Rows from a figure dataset
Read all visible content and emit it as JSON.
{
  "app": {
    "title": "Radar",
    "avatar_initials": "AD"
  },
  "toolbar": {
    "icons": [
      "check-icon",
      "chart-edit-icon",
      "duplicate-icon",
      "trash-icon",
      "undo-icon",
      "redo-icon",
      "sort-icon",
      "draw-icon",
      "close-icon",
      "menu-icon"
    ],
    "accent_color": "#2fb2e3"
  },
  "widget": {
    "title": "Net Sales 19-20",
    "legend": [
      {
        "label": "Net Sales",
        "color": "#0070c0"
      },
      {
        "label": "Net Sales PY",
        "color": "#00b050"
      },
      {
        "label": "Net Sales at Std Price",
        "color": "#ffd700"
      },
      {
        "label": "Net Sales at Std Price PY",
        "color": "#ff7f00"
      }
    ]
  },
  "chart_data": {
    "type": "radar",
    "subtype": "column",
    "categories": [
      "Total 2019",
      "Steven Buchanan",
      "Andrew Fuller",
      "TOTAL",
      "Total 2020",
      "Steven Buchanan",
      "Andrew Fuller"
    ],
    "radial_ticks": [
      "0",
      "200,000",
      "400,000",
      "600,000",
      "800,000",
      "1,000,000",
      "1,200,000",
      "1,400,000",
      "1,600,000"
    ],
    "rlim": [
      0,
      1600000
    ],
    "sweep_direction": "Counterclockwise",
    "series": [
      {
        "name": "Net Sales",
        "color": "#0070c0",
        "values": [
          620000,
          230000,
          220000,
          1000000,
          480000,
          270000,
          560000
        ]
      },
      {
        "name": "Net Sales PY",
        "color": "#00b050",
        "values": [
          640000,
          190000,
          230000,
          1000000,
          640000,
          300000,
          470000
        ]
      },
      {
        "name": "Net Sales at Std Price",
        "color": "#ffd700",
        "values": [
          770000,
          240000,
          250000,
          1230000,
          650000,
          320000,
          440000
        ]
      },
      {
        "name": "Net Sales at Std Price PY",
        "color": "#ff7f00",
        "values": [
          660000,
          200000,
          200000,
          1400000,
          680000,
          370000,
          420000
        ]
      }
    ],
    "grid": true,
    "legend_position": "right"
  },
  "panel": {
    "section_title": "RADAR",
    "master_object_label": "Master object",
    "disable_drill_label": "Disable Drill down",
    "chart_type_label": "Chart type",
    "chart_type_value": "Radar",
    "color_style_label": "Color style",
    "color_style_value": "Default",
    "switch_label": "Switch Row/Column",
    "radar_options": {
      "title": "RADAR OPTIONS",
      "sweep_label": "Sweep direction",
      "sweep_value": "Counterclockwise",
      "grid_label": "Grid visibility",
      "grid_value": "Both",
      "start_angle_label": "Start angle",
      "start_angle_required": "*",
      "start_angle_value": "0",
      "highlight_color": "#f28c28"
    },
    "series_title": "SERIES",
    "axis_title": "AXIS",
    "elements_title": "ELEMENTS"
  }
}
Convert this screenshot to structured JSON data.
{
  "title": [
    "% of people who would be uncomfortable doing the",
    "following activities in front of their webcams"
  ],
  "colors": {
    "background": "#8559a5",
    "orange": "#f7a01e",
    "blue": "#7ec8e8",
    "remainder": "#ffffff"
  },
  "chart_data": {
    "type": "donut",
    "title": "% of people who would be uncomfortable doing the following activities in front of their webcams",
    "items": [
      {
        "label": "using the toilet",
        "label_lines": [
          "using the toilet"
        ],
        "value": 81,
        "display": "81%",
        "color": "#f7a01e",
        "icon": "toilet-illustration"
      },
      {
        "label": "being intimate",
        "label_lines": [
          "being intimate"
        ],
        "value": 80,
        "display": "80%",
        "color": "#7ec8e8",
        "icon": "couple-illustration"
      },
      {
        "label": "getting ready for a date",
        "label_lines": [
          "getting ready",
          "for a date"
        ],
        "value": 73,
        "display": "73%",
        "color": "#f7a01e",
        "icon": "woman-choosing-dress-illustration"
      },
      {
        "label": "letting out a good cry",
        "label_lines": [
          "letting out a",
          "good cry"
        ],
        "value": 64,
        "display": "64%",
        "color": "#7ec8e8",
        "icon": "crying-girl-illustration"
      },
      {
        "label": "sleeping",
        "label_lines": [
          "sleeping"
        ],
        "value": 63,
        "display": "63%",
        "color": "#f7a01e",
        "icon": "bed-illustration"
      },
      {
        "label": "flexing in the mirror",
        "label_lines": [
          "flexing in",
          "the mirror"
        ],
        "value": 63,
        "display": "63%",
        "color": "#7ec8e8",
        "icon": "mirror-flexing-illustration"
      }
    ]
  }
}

■ Problem description
Copy each line holding the word "uncomfortable" from the listing above.

■ Task answer
    "% of people who would be uncomfortable doing the",
    "title": "% of people who would be uncomfortable doing the following activities in front of their webcams",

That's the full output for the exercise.